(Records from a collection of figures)
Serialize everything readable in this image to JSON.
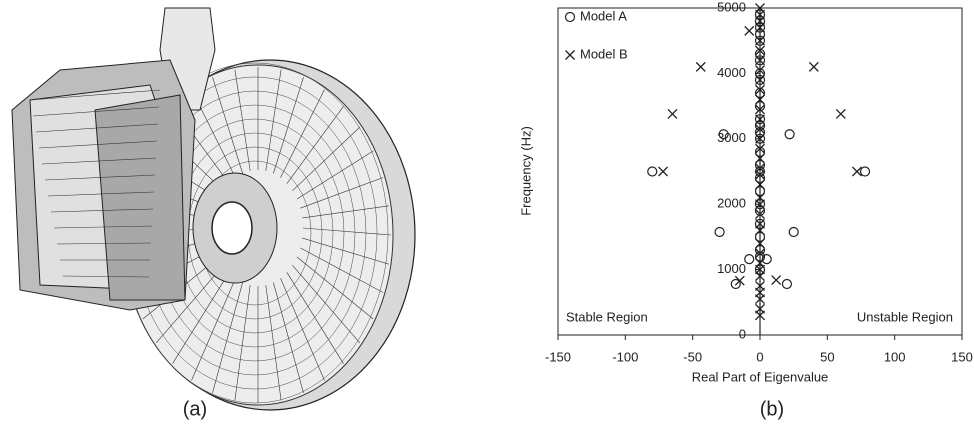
{
  "figure": {
    "panel_labels": [
      "(a)",
      "(b)"
    ]
  },
  "chart_data": {
    "type": "scatter",
    "xlabel": "Real Part of Eigenvalue",
    "ylabel": "Frequency (Hz)",
    "xlim": [
      -150,
      150
    ],
    "xticks": [
      -150,
      -100,
      -50,
      0,
      50,
      100,
      150
    ],
    "ylim": [
      0,
      5000
    ],
    "yticks": [
      0,
      1000,
      2000,
      3000,
      4000,
      5000
    ],
    "legend": "upper left",
    "annotations": [
      "Stable Region",
      "Unstable Region"
    ],
    "series": [
      {
        "name": "Model A",
        "marker": "circle",
        "color": "#222222",
        "x": [
          -80,
          78,
          -30,
          25,
          -27,
          22,
          -8,
          5,
          -18,
          20,
          0,
          0,
          0,
          0,
          0,
          0,
          0,
          0,
          0,
          0,
          0,
          0,
          0,
          0,
          0,
          0,
          0,
          0,
          0,
          0,
          0,
          0,
          0,
          0,
          0,
          0,
          0
        ],
        "values": [
          2500,
          2500,
          1575,
          1575,
          3070,
          3070,
          1160,
          1160,
          780,
          780,
          1000,
          1200,
          1300,
          1500,
          1700,
          1900,
          2000,
          2200,
          2400,
          2500,
          2600,
          2800,
          3000,
          3100,
          3200,
          3300,
          3500,
          3700,
          3900,
          4000,
          4200,
          4300,
          4500,
          4600,
          4700,
          4800,
          4900
        ]
      },
      {
        "name": "Model B",
        "marker": "cross",
        "color": "#222222",
        "x": [
          -72,
          72,
          -65,
          60,
          -44,
          40,
          -15,
          12,
          -8,
          0,
          0,
          0,
          0,
          0,
          0,
          0,
          0,
          0,
          0,
          0,
          0,
          0,
          0,
          0,
          0,
          0,
          0,
          0,
          0,
          0,
          0,
          0,
          0,
          0,
          0,
          0,
          0,
          0,
          0,
          0,
          0,
          0,
          0,
          0
        ],
        "values": [
          2500,
          2500,
          3380,
          3380,
          4100,
          4100,
          830,
          840,
          4650,
          300,
          400,
          550,
          650,
          750,
          900,
          1000,
          1100,
          1250,
          1400,
          1600,
          1700,
          1850,
          2000,
          2100,
          2300,
          2450,
          2550,
          2700,
          2850,
          3000,
          3150,
          3300,
          3450,
          3600,
          3750,
          3900,
          4050,
          4200,
          4350,
          4500,
          4700,
          4800,
          4900,
          5000
        ]
      }
    ]
  }
}
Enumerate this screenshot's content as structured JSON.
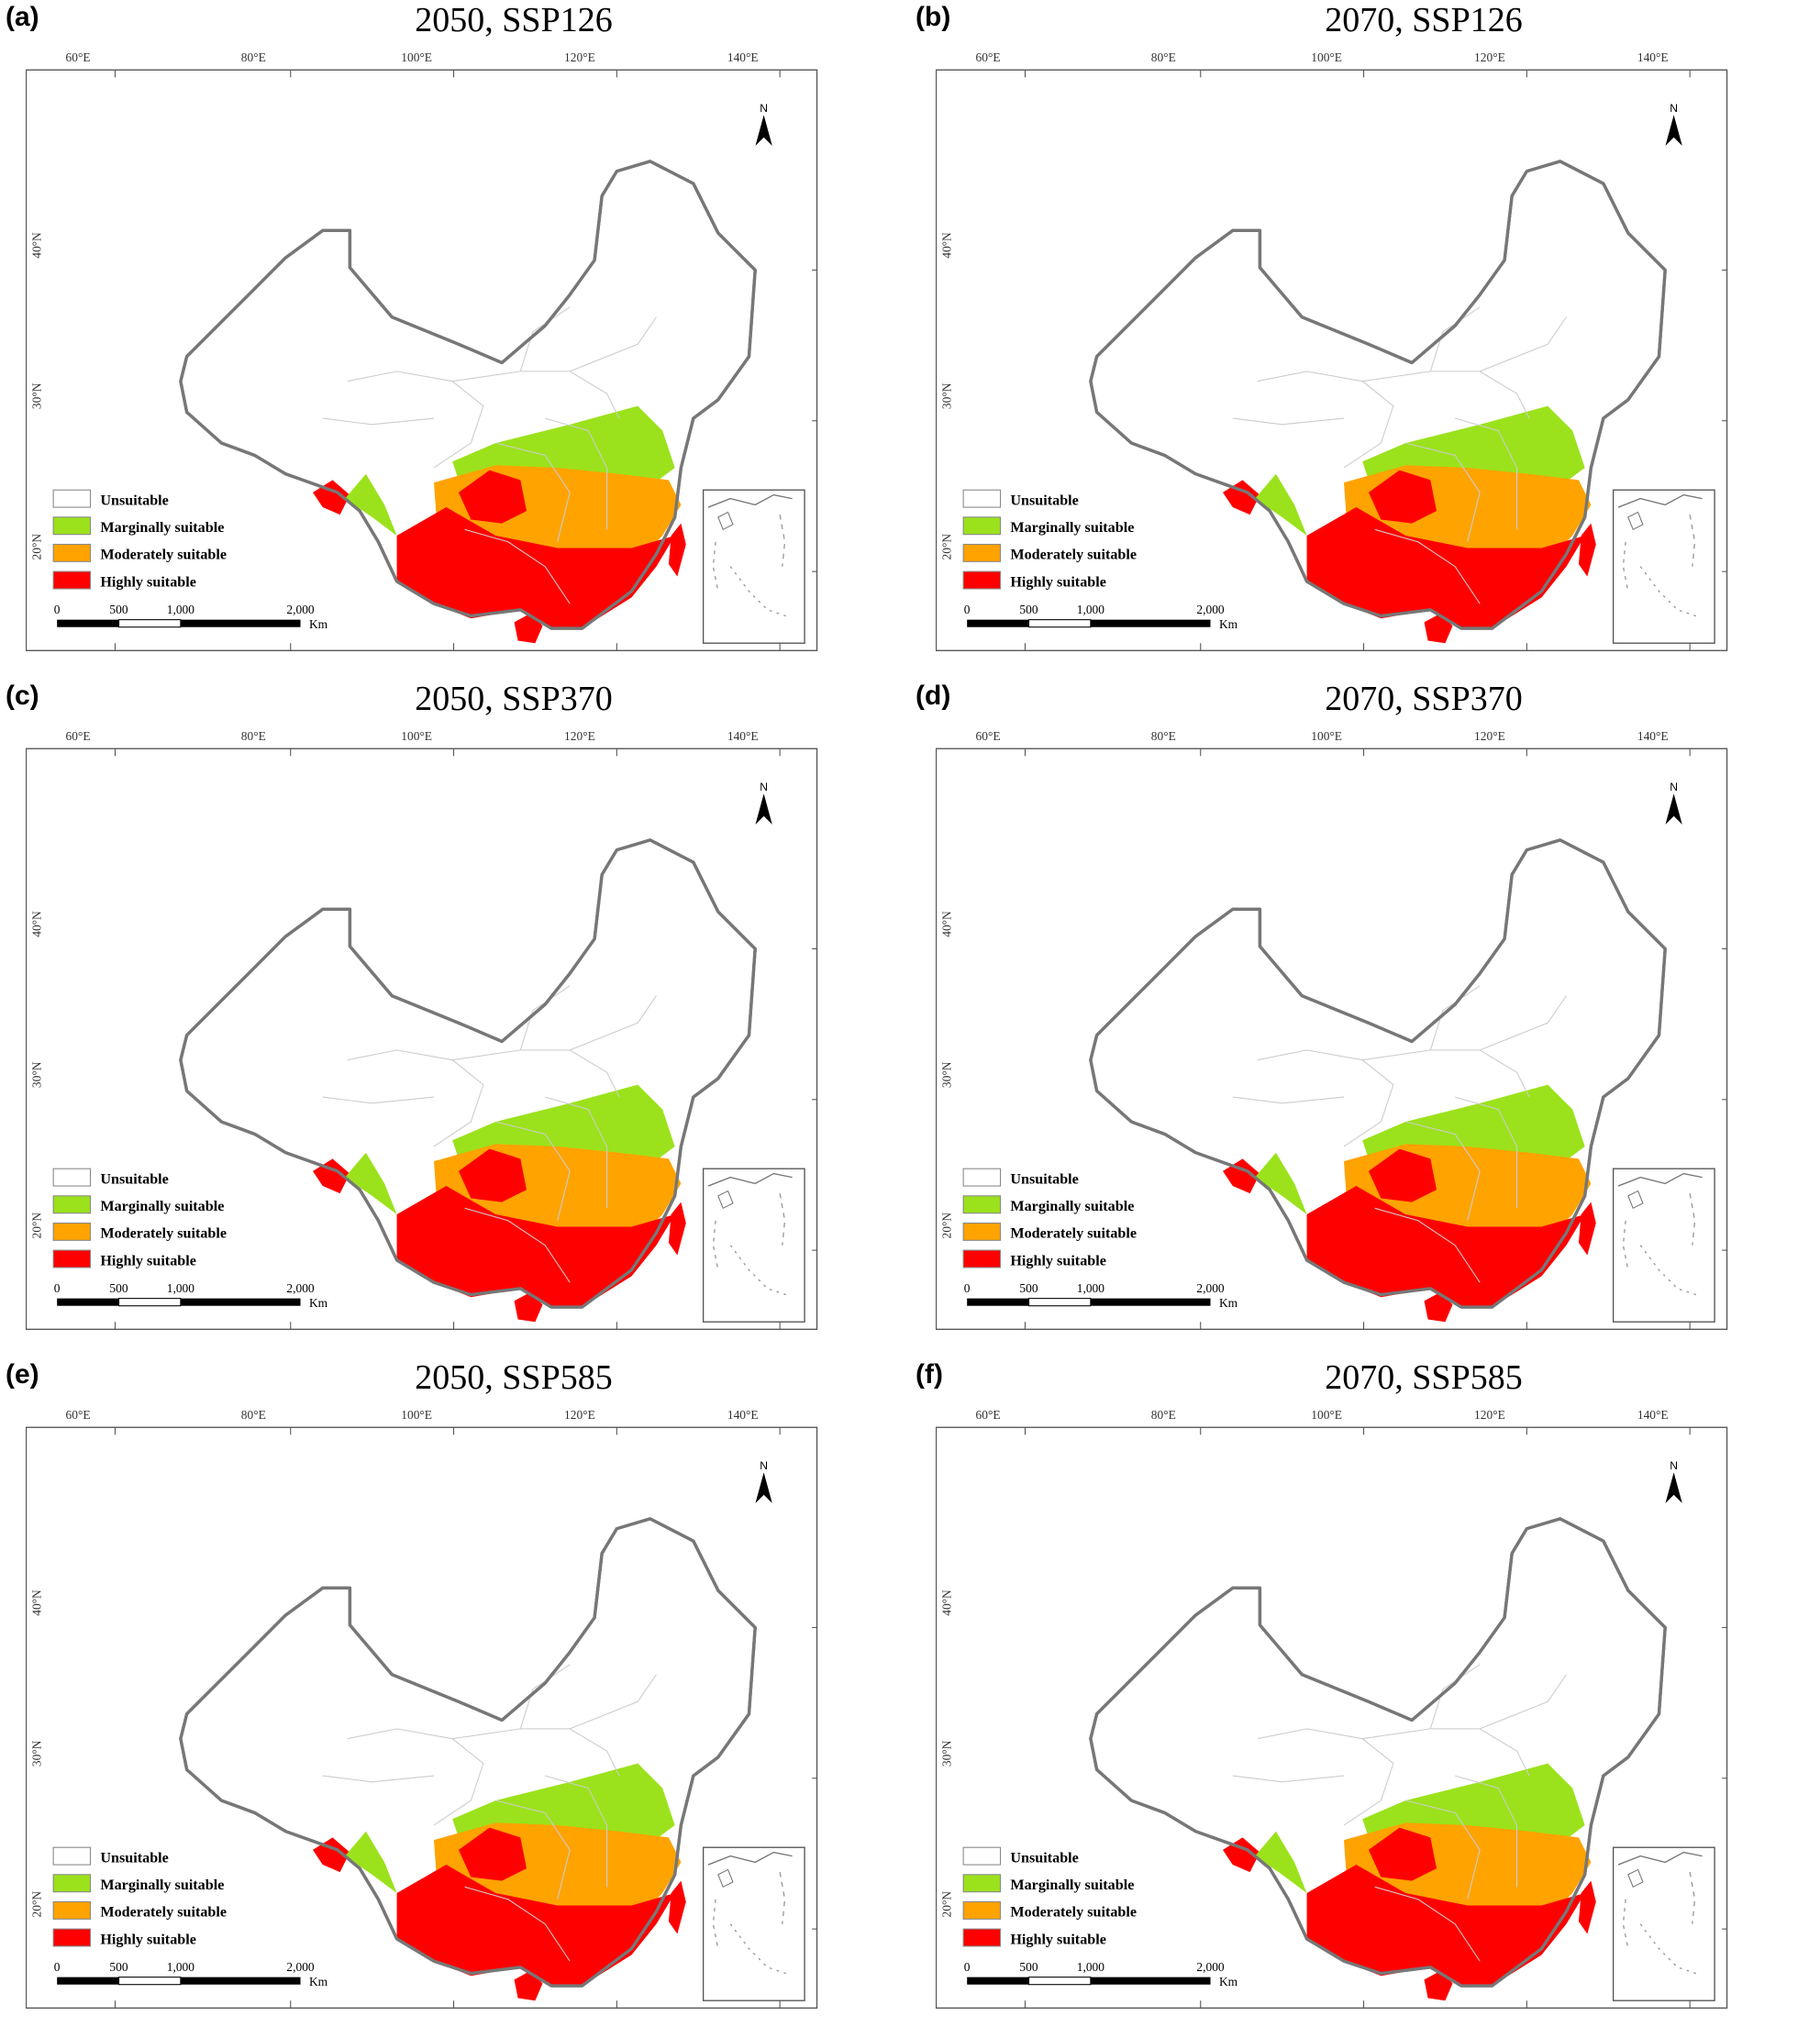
{
  "lon_labels": [
    "60°E",
    "80°E",
    "100°E",
    "120°E",
    "140°E"
  ],
  "lat_labels": [
    "40°N",
    "30°N",
    "20°N"
  ],
  "north_label": "N",
  "legend": [
    {
      "label": "Unsuitable",
      "color": "#ffffff"
    },
    {
      "label": "Marginally suitable",
      "color": "#9be21c"
    },
    {
      "label": "Moderately suitable",
      "color": "#ffa300"
    },
    {
      "label": "Highly suitable",
      "color": "#ff0000"
    }
  ],
  "scale": {
    "ticks": [
      "0",
      "500",
      "1,000",
      "2,000"
    ],
    "unit": "Km"
  },
  "panels": [
    {
      "letter": "(a)",
      "title": "2050, SSP126"
    },
    {
      "letter": "(b)",
      "title": "2070, SSP126"
    },
    {
      "letter": "(c)",
      "title": "2050, SSP370"
    },
    {
      "letter": "(d)",
      "title": "2070, SSP370"
    },
    {
      "letter": "(e)",
      "title": "2050, SSP585"
    },
    {
      "letter": "(f)",
      "title": "2070, SSP585"
    }
  ]
}
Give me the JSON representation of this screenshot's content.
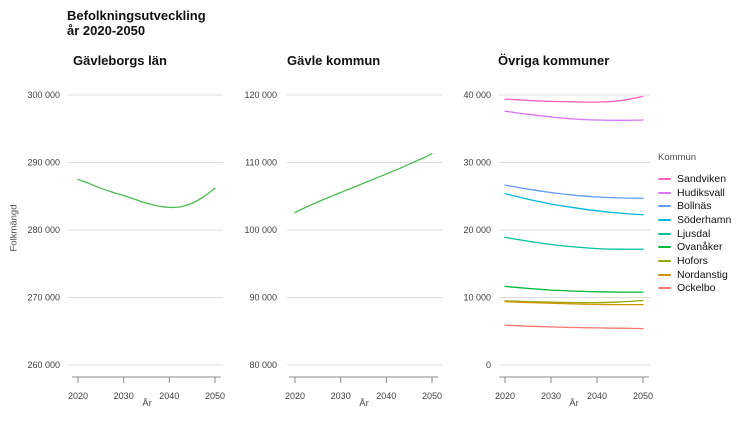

TASK PROMPT —
Each entry should be repeated exactly as it appears; the pictures stay out.

SOLUTION BELOW —
Serialize everything readable in this image to JSON.
{
  "figure": {
    "panel_labels": [
      "(a)",
      "(b)"
    ]
  },
  "chart_data": {
    "type": "scatter",
    "xlabel": "Real Part of Eigenvalue",
    "ylabel": "Frequency (Hz)",
    "xlim": [
      -150,
      150
    ],
    "xticks": [
      -150,
      -100,
      -50,
      0,
      50,
      100,
      150
    ],
    "ylim": [
      0,
      5000
    ],
    "yticks": [
      0,
      1000,
      2000,
      3000,
      4000,
      5000
    ],
    "legend": "upper left",
    "annotations": [
      "Stable Region",
      "Unstable Region"
    ],
    "series": [
      {
        "name": "Model A",
        "marker": "circle",
        "color": "#222222",
        "x": [
          -80,
          78,
          -30,
          25,
          -27,
          22,
          -8,
          5,
          -18,
          20,
          0,
          0,
          0,
          0,
          0,
          0,
          0,
          0,
          0,
          0,
          0,
          0,
          0,
          0,
          0,
          0,
          0,
          0,
          0,
          0,
          0,
          0,
          0,
          0,
          0,
          0,
          0
        ],
        "values": [
          2500,
          2500,
          1575,
          1575,
          3070,
          3070,
          1160,
          1160,
          780,
          780,
          1000,
          1200,
          1300,
          1500,
          1700,
          1900,
          2000,
          2200,
          2400,
          2500,
          2600,
          2800,
          3000,
          3100,
          3200,
          3300,
          3500,
          3700,
          3900,
          4000,
          4200,
          4300,
          4500,
          4600,
          4700,
          4800,
          4900
        ]
      },
      {
        "name": "Model B",
        "marker": "cross",
        "color": "#222222",
        "x": [
          -72,
          72,
          -65,
          60,
          -44,
          40,
          -15,
          12,
          -8,
          0,
          0,
          0,
          0,
          0,
          0,
          0,
          0,
          0,
          0,
          0,
          0,
          0,
          0,
          0,
          0,
          0,
          0,
          0,
          0,
          0,
          0,
          0,
          0,
          0,
          0,
          0,
          0,
          0,
          0,
          0,
          0,
          0,
          0,
          0
        ],
        "values": [
          2500,
          2500,
          3380,
          3380,
          4100,
          4100,
          830,
          840,
          4650,
          300,
          400,
          550,
          650,
          750,
          900,
          1000,
          1100,
          1250,
          1400,
          1600,
          1700,
          1850,
          2000,
          2100,
          2300,
          2450,
          2550,
          2700,
          2850,
          3000,
          3150,
          3300,
          3450,
          3600,
          3750,
          3900,
          4050,
          4200,
          4350,
          4500,
          4700,
          4800,
          4900,
          5000
        ]
      }
    ]
  }
}
Enumerate this screenshot's content as structured JSON.
{
  "lon_labels": [
    "60°E",
    "80°E",
    "100°E",
    "120°E",
    "140°E"
  ],
  "lat_labels": [
    "40°N",
    "30°N",
    "20°N"
  ],
  "north_label": "N",
  "legend": [
    {
      "label": "Unsuitable",
      "color": "#ffffff"
    },
    {
      "label": "Marginally suitable",
      "color": "#9be21c"
    },
    {
      "label": "Moderately suitable",
      "color": "#ffa300"
    },
    {
      "label": "Highly suitable",
      "color": "#ff0000"
    }
  ],
  "scale": {
    "ticks": [
      "0",
      "500",
      "1,000",
      "2,000"
    ],
    "unit": "Km"
  },
  "panels": [
    {
      "letter": "(a)",
      "title": "2050, SSP126"
    },
    {
      "letter": "(b)",
      "title": "2070, SSP126"
    },
    {
      "letter": "(c)",
      "title": "2050, SSP370"
    },
    {
      "letter": "(d)",
      "title": "2070, SSP370"
    },
    {
      "letter": "(e)",
      "title": "2050, SSP585"
    },
    {
      "letter": "(f)",
      "title": "2070, SSP585"
    }
  ]
}
Give me the JSON representation of this screenshot's content.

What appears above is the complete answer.